>> START

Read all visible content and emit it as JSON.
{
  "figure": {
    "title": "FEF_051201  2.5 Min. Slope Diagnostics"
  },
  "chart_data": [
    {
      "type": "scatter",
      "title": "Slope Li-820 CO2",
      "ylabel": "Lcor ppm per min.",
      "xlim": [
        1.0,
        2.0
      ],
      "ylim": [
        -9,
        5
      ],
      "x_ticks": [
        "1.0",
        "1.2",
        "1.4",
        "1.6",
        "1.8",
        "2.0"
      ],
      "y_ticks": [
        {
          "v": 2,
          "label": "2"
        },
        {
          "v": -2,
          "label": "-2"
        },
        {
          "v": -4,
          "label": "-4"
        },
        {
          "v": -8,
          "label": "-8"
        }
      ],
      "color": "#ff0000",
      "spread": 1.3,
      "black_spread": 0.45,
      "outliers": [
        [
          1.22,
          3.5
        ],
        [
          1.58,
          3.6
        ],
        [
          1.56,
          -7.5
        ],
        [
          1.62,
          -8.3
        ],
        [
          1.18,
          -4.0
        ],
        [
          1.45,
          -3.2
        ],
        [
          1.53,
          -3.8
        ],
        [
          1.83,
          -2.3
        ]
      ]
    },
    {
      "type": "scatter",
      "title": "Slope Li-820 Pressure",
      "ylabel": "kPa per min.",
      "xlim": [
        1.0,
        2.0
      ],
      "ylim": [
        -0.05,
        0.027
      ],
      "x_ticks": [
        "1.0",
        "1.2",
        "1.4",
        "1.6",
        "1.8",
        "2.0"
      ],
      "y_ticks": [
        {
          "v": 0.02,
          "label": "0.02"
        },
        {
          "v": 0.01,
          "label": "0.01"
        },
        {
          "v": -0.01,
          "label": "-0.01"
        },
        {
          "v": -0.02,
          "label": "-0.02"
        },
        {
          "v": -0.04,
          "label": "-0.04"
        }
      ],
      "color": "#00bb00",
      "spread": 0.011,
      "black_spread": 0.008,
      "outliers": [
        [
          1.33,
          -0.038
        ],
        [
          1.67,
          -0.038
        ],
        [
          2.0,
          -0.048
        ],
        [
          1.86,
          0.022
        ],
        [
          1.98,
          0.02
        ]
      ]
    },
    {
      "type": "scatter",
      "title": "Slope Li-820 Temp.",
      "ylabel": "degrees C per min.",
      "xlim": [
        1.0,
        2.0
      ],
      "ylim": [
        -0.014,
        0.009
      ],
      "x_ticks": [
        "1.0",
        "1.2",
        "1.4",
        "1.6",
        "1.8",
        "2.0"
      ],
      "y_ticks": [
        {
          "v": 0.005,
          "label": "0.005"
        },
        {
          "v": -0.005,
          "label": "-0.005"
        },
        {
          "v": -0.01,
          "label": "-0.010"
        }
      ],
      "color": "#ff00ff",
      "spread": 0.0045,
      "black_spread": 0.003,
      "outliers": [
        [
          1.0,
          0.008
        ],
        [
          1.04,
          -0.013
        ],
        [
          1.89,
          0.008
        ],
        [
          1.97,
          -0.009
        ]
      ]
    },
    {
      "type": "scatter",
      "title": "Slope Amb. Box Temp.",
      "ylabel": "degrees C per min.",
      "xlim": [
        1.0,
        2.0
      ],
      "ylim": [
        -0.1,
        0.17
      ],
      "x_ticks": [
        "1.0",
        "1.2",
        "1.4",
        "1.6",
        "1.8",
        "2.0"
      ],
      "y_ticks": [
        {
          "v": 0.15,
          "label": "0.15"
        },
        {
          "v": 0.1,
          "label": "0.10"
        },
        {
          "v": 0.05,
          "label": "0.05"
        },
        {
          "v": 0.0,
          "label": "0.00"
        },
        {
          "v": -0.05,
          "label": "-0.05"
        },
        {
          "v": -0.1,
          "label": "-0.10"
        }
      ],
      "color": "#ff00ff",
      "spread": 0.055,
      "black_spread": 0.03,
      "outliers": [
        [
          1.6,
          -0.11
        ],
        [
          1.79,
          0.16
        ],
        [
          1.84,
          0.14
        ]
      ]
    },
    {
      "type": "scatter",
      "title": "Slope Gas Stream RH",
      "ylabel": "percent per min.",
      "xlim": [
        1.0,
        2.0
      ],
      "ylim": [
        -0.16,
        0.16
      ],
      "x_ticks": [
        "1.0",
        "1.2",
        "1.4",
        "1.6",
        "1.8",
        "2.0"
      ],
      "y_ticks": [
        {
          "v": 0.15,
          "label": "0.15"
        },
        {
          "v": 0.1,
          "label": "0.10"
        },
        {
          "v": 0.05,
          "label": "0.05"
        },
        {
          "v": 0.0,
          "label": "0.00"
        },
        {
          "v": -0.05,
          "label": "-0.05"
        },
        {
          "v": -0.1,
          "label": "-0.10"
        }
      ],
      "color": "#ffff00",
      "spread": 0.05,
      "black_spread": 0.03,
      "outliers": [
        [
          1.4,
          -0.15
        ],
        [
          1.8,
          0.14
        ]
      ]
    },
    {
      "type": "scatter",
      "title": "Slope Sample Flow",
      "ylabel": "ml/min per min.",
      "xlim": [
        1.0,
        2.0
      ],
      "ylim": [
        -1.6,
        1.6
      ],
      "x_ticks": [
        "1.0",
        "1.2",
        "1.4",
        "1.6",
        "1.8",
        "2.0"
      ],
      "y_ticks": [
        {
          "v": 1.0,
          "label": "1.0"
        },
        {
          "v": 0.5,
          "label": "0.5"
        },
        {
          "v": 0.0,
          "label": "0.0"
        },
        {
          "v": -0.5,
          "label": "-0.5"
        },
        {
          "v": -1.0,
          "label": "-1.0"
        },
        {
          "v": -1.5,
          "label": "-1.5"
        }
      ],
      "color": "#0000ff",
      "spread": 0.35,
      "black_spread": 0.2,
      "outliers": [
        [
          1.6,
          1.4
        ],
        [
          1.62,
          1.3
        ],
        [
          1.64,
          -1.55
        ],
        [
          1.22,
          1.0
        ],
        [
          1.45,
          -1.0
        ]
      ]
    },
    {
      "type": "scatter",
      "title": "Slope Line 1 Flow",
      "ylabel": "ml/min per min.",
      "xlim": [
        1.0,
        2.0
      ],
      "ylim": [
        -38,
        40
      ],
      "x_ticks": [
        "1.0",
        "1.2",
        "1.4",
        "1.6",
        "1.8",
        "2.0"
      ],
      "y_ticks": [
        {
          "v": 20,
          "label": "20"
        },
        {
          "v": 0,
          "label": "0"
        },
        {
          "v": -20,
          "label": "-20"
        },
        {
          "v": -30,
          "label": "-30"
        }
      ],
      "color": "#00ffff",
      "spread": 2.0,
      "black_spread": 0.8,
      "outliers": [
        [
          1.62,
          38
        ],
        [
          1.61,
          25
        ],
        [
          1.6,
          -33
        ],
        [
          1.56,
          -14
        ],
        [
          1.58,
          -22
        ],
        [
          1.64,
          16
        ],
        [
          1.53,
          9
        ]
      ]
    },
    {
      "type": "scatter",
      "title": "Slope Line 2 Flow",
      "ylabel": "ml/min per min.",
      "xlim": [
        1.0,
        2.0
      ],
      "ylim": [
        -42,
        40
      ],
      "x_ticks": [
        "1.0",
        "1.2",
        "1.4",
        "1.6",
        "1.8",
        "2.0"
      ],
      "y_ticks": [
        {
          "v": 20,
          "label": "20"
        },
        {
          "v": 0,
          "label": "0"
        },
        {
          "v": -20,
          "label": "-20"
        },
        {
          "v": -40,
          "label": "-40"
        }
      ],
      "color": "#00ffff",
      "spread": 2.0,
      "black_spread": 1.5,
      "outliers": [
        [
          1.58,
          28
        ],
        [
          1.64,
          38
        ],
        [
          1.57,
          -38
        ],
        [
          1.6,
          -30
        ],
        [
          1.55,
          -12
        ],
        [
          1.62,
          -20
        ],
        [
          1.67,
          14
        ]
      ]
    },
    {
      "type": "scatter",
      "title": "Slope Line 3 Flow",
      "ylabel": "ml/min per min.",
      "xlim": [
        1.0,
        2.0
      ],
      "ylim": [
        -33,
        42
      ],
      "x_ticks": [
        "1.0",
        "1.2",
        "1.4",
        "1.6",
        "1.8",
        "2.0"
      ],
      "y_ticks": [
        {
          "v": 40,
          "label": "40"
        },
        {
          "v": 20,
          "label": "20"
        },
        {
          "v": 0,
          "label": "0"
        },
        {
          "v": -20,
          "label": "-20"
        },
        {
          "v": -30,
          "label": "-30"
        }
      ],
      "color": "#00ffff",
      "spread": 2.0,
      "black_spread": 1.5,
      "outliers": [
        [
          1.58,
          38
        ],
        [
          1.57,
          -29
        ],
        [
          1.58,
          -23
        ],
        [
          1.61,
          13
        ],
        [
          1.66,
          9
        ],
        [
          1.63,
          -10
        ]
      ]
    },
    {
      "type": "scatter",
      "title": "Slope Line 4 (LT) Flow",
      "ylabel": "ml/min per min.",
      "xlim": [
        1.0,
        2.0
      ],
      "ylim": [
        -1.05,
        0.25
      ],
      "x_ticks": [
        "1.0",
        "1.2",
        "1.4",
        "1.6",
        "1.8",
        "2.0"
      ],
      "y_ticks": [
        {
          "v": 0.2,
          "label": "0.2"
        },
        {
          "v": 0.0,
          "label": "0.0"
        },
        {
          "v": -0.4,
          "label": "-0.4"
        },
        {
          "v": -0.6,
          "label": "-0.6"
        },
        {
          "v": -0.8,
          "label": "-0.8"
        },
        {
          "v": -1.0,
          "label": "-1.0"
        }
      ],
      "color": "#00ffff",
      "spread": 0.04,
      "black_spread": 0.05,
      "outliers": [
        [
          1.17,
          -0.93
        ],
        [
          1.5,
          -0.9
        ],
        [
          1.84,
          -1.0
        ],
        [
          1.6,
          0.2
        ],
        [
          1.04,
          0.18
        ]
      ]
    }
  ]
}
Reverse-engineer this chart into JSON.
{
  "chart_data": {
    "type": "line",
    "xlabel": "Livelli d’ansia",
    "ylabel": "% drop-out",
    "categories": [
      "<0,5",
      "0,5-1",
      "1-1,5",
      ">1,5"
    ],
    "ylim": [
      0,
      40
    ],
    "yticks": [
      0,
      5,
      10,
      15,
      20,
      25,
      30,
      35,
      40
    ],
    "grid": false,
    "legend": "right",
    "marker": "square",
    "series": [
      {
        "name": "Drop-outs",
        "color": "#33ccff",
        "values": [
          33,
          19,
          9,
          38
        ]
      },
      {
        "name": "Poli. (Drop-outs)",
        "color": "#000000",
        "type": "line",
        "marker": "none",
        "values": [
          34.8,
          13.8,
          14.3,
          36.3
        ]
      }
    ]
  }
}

>> END

AIM: Find each line holding the word "Flow" and copy it.

ANSWER TO THE PROBLEM:
      "title": "Slope Sample Flow",
      "title": "Slope Line 1 Flow",
      "title": "Slope Line 2 Flow",
      "title": "Slope Line 3 Flow",
      "title": "Slope Line 4 (LT) Flow",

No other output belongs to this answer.